Instructions for the task
Records follow. Copy every line with "nature".

Lines of data
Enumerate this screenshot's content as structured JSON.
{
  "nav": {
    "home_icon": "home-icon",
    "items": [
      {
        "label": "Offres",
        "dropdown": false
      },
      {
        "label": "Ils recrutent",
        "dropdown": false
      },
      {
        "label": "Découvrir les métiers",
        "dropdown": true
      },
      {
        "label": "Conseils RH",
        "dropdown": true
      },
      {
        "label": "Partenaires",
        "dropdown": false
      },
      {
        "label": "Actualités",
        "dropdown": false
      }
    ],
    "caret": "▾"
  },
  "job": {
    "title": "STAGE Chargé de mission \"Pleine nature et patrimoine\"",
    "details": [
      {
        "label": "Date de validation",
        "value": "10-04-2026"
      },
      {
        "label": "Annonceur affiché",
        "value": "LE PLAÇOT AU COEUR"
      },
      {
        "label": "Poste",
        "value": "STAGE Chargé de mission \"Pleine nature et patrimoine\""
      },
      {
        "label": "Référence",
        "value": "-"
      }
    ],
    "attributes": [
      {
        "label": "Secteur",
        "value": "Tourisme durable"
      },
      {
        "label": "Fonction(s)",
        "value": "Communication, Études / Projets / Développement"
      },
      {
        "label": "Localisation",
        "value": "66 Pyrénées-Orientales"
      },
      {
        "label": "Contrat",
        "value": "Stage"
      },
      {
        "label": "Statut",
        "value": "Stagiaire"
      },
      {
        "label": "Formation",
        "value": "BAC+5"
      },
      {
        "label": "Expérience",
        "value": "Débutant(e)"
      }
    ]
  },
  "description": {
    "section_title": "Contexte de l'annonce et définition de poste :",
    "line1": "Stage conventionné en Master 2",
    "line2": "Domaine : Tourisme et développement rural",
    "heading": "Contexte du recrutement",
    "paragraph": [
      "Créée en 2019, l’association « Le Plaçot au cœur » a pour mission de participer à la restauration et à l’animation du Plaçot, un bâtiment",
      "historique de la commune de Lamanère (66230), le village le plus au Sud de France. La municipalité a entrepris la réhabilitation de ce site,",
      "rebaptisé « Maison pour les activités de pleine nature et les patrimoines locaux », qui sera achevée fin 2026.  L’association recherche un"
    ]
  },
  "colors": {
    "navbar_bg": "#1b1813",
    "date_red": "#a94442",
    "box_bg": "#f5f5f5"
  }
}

Solution for this exercise
    "title": "STAGE Chargé de mission \"Pleine nature et patrimoine\"",
        "value": "STAGE Chargé de mission \"Pleine nature et patrimoine\""
      "rebaptisé « Maison pour les activités de pleine nature et les patrimoines locaux », qui sera achevée fin 2026.  L’association recherche un"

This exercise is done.